* Task goal
An exact copy of every record is needed.

* Items
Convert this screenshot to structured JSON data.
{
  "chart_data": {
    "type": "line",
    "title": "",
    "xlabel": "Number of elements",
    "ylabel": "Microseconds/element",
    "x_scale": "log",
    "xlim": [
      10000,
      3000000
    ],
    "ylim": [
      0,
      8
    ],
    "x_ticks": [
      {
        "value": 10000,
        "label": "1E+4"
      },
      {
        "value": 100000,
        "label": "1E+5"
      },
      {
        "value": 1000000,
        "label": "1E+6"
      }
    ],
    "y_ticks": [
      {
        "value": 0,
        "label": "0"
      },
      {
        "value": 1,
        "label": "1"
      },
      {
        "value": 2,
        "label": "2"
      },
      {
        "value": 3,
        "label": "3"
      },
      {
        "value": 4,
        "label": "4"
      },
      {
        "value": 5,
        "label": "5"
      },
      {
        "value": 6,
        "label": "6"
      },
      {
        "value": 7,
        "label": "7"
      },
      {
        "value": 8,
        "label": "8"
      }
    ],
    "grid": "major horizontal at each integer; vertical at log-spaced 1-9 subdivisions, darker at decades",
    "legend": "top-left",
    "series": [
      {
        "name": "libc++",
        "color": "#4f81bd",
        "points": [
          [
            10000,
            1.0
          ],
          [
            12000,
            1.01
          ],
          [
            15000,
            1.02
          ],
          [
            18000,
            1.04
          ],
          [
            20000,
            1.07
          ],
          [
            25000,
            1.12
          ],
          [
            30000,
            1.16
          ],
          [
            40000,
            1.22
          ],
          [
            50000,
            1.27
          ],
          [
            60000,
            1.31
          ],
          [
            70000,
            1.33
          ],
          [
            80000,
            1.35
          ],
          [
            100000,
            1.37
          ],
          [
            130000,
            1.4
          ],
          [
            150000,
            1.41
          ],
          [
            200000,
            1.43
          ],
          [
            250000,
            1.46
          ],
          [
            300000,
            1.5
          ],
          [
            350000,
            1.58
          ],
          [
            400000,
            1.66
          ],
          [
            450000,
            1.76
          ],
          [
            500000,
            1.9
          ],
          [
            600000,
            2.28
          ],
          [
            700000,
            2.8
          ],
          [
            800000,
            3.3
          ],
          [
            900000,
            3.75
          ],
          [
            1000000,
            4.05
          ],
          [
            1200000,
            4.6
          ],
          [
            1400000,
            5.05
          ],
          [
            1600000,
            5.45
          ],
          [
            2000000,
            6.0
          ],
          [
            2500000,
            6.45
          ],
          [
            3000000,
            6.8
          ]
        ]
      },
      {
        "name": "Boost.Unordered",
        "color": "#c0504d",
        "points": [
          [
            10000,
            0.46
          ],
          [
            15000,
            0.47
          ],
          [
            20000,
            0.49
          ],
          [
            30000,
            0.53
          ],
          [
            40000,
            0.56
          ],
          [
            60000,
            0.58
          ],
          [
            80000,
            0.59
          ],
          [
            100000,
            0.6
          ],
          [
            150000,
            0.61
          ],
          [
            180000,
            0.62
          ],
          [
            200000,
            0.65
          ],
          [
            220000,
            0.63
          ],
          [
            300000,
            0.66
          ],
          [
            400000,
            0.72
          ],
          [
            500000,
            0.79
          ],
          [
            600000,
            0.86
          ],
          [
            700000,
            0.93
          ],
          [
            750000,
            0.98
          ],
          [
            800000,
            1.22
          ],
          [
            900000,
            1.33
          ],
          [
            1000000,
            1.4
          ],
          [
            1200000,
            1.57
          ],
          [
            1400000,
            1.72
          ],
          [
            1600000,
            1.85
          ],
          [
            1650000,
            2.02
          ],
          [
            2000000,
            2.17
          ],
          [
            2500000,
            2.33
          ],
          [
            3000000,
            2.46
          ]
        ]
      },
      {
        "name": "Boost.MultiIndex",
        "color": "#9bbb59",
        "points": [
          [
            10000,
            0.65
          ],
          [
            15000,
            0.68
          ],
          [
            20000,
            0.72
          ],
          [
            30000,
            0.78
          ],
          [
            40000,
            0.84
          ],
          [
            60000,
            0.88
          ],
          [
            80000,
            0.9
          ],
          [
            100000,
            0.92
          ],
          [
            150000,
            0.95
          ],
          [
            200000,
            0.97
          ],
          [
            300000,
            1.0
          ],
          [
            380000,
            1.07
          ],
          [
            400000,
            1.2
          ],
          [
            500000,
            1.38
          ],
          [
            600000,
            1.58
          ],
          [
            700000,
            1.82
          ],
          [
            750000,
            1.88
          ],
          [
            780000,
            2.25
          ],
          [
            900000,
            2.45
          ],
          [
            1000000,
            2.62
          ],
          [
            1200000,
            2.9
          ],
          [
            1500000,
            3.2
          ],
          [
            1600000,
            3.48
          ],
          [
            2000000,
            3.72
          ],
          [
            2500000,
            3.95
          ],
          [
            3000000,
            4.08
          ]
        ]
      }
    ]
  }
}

* Result
Convert this screenshot to structured JSON data.
{
  "chart_data": {
    "type": "line",
    "title": "",
    "xlabel": "Number of elements",
    "ylabel": "Microseconds/element",
    "x_scale": "log",
    "xlim": [
      10000,
      3000000
    ],
    "ylim": [
      0,
      8
    ],
    "x_ticks": [
      {
        "value": 10000,
        "label": "1E+4"
      },
      {
        "value": 100000,
        "label": "1E+5"
      },
      {
        "value": 1000000,
        "label": "1E+6"
      }
    ],
    "y_ticks": [
      {
        "value": 0,
        "label": "0"
      },
      {
        "value": 1,
        "label": "1"
      },
      {
        "value": 2,
        "label": "2"
      },
      {
        "value": 3,
        "label": "3"
      },
      {
        "value": 4,
        "label": "4"
      },
      {
        "value": 5,
        "label": "5"
      },
      {
        "value": 6,
        "label": "6"
      },
      {
        "value": 7,
        "label": "7"
      },
      {
        "value": 8,
        "label": "8"
      }
    ],
    "grid": "major horizontal at each integer; vertical at log-spaced 1-9 subdivisions, darker at decades",
    "legend": "top-left",
    "series": [
      {
        "name": "libc++",
        "color": "#4f81bd",
        "points": [
          [
            10000,
            1.0
          ],
          [
            12000,
            1.01
          ],
          [
            15000,
            1.02
          ],
          [
            18000,
            1.04
          ],
          [
            20000,
            1.07
          ],
          [
            25000,
            1.12
          ],
          [
            30000,
            1.16
          ],
          [
            40000,
            1.22
          ],
          [
            50000,
            1.27
          ],
          [
            60000,
            1.31
          ],
          [
            70000,
            1.33
          ],
          [
            80000,
            1.35
          ],
          [
            100000,
            1.37
          ],
          [
            130000,
            1.4
          ],
          [
            150000,
            1.41
          ],
          [
            200000,
            1.43
          ],
          [
            250000,
            1.46
          ],
          [
            300000,
            1.5
          ],
          [
            350000,
            1.58
          ],
          [
            400000,
            1.66
          ],
          [
            450000,
            1.76
          ],
          [
            500000,
            1.9
          ],
          [
            600000,
            2.28
          ],
          [
            700000,
            2.8
          ],
          [
            800000,
            3.3
          ],
          [
            900000,
            3.75
          ],
          [
            1000000,
            4.05
          ],
          [
            1200000,
            4.6
          ],
          [
            1400000,
            5.05
          ],
          [
            1600000,
            5.45
          ],
          [
            2000000,
            6.0
          ],
          [
            2500000,
            6.45
          ],
          [
            3000000,
            6.8
          ]
        ]
      },
      {
        "name": "Boost.Unordered",
        "color": "#c0504d",
        "points": [
          [
            10000,
            0.46
          ],
          [
            15000,
            0.47
          ],
          [
            20000,
            0.49
          ],
          [
            30000,
            0.53
          ],
          [
            40000,
            0.56
          ],
          [
            60000,
            0.58
          ],
          [
            80000,
            0.59
          ],
          [
            100000,
            0.6
          ],
          [
            150000,
            0.61
          ],
          [
            180000,
            0.62
          ],
          [
            200000,
            0.65
          ],
          [
            220000,
            0.63
          ],
          [
            300000,
            0.66
          ],
          [
            400000,
            0.72
          ],
          [
            500000,
            0.79
          ],
          [
            600000,
            0.86
          ],
          [
            700000,
            0.93
          ],
          [
            750000,
            0.98
          ],
          [
            800000,
            1.22
          ],
          [
            900000,
            1.33
          ],
          [
            1000000,
            1.4
          ],
          [
            1200000,
            1.57
          ],
          [
            1400000,
            1.72
          ],
          [
            1600000,
            1.85
          ],
          [
            1650000,
            2.02
          ],
          [
            2000000,
            2.17
          ],
          [
            2500000,
            2.33
          ],
          [
            3000000,
            2.46
          ]
        ]
      },
      {
        "name": "Boost.MultiIndex",
        "color": "#9bbb59",
        "points": [
          [
            10000,
            0.65
          ],
          [
            15000,
            0.68
          ],
          [
            20000,
            0.72
          ],
          [
            30000,
            0.78
          ],
          [
            40000,
            0.84
          ],
          [
            60000,
            0.88
          ],
          [
            80000,
            0.9
          ],
          [
            100000,
            0.92
          ],
          [
            150000,
            0.95
          ],
          [
            200000,
            0.97
          ],
          [
            300000,
            1.0
          ],
          [
            380000,
            1.07
          ],
          [
            400000,
            1.2
          ],
          [
            500000,
            1.38
          ],
          [
            600000,
            1.58
          ],
          [
            700000,
            1.82
          ],
          [
            750000,
            1.88
          ],
          [
            780000,
            2.25
          ],
          [
            900000,
            2.45
          ],
          [
            1000000,
            2.62
          ],
          [
            1200000,
            2.9
          ],
          [
            1500000,
            3.2
          ],
          [
            1600000,
            3.48
          ],
          [
            2000000,
            3.72
          ],
          [
            2500000,
            3.95
          ],
          [
            3000000,
            4.08
          ]
        ]
      }
    ]
  }
}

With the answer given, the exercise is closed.